◆ QUESTIONS SUR LE CONTENU
a: Recopiez le passage du texte sur la sécurisation du compte administrateur qui commence par « Checklist opérationnelle » et se poursuit jusqu'à « compte intégré ? ».
b: Prolongez le texte sur la sécurisation du compte administrateur à partir de sa dernière phrase.

◆ TEXTE FOURNI
Checklist opérationnelle
Élément | À faire | Statut |
---|---|---|
Sauvegarde System State du DC | Vérifier la restauration testée en labo | |
Compte admin nominatif | Créé, MFA/PAW, droits testés | |
Compte break‑glass | Stockage hors ligne, test trimestriel | |
Renommage RID‑500 | CN, sAMAccountName, UPN mis à jour | |
Durcissement GPO | Deny RDP / Deny network / Non déléguable | |
Audit/Alerting | 4624/4625/4722/4725/4738/4781 filtrés sur SID | |
Dépendances | Services/Tâches/Scripts migrés vers comptes dédiés | |
Honeytoken (facultatif) | Créer « Administrator » désactivé + alerte | |
Documentation | Procédures & cartographie à jour |
FAQ rapide
Peut‑on supprimer le compte intégré ?
Non. Le compte intégré ne peut pas être supprimé ; on peut seulement le renommer ou le désactiver.
Le renommage suffit‑il ?

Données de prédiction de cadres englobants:
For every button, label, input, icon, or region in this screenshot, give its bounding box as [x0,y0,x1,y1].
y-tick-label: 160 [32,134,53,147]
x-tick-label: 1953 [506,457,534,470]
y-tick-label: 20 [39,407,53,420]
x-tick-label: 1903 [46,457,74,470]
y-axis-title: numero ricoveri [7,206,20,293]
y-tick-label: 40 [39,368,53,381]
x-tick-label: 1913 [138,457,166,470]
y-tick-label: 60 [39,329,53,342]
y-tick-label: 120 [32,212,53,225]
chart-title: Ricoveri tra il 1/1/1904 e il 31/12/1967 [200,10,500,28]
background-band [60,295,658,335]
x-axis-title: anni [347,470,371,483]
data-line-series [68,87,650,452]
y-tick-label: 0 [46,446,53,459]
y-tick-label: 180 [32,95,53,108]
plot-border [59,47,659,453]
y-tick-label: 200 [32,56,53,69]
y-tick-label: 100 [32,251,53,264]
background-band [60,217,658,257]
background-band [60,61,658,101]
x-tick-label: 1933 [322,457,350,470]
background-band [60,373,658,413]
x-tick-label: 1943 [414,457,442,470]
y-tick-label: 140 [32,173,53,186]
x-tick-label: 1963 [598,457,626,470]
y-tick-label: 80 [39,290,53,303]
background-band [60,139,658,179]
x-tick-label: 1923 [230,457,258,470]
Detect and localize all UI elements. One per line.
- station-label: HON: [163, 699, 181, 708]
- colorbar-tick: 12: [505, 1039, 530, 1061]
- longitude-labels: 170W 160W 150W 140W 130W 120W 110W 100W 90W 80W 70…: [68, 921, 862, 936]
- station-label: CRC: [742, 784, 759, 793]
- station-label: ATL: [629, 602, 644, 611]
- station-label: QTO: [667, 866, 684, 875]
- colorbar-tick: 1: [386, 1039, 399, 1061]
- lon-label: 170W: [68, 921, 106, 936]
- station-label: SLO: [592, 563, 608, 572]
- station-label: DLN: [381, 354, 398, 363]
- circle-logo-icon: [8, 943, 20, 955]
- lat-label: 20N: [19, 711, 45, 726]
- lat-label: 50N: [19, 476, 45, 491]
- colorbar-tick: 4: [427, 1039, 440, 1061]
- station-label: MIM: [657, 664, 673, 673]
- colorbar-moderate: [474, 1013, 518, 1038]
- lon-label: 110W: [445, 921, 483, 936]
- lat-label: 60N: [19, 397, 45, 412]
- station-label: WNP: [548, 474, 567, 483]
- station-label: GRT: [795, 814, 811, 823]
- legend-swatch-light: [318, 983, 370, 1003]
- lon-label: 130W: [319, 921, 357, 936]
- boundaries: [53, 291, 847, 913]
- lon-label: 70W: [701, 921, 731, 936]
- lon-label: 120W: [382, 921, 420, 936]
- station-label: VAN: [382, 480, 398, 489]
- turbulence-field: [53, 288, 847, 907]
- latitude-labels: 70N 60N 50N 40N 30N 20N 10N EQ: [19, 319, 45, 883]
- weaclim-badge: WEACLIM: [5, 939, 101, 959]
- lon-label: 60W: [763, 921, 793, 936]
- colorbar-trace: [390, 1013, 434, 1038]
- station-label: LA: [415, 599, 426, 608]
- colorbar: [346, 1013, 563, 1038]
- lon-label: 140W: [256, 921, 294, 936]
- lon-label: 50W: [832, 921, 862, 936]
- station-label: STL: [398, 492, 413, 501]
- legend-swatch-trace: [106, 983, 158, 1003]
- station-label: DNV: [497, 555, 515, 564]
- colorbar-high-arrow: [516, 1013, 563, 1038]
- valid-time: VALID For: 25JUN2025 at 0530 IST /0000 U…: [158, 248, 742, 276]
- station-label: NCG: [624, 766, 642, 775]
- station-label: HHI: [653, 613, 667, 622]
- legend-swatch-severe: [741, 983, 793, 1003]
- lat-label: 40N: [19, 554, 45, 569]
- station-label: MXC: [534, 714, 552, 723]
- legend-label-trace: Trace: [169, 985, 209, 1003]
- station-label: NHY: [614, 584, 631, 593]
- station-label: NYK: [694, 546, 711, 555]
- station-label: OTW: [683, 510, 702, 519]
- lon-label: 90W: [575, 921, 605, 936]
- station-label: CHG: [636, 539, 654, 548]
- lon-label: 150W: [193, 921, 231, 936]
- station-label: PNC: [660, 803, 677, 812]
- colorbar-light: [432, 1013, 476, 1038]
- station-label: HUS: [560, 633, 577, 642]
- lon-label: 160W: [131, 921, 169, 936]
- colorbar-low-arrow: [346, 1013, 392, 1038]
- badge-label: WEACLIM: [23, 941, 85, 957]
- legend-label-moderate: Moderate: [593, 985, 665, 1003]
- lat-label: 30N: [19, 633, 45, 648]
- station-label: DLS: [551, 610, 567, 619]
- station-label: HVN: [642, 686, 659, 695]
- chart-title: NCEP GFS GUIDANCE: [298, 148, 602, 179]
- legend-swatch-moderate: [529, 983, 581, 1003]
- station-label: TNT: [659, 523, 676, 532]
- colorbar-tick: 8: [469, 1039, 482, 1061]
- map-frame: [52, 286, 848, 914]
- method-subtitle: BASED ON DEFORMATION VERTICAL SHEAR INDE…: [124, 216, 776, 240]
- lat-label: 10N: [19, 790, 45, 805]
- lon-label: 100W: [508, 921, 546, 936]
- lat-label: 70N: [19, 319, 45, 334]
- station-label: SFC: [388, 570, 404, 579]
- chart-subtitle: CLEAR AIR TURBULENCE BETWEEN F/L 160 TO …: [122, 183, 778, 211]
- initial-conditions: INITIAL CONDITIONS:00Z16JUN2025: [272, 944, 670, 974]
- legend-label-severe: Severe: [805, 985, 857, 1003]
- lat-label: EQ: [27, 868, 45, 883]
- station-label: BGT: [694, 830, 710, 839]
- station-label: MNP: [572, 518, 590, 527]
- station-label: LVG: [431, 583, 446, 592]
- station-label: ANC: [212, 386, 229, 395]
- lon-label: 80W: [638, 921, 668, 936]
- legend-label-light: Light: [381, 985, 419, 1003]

◆ RÉPONSES
a:
Checklist opérationnelle
Élément | À faire | Statut |
---|---|---|
Sauvegarde System State du DC | Vérifier la restauration testée en labo | |
Compte admin nominatif | Créé, MFA/PAW, droits testés | |
Compte break‑glass | Stockage hors ligne, test trimestriel | |
Renommage RID‑500 | CN, sAMAccountName, UPN mis à jour | |
Durcissement GPO | Deny RDP / Deny network / Non déléguable | |
Audit/Alerting | 4624/4625/4722/4725/4738/4781 filtrés sur SID | |
Dépendances | Services/Tâches/Scripts migrés vers comptes dédiés | |
Honeytoken (facultatif) | Créer « Administrator » désactivé + alerte | |
Documentation | Procédures & cartographie à jour |
FAQ rapide
Peut‑on supprimer le compte intégré ?

b:
Non, il doit être complété par un durcissement (GPO, restrictions d’ouverture de session), un audit ciblé, et l’usage quotidien de comptes nominatif (et de service) à privilèges précisément mesurés.
Que faire si des scripts utilisent « DOMAINE\Administrator » ?
Identifiez‑les via les commandes proposées, remplacez par des comptes de service dédiés et révoquez l’usage du RID‑500 dans toute automatisation.
Et si je n’ai qu’un seul DC ?
C’est exactement le cas risqué : évitez la désactivation. Renommez, durcissez, surveillez, et préparez une stratégie de reprise. À moyen terme, envisagez de déployer un second DC pour réduire les points uniques de défaillance.
Conclusion
- La désactivation du compte intégré est possible mais non conseillée avec un seul contrôleur de domaine.
- La voie prudente et conforme consiste à renommer le compte intégré (RID 500), restreindre ses usages via GPO, auditer ses activités, et administrer au quotidien avec un autre compte admin robuste.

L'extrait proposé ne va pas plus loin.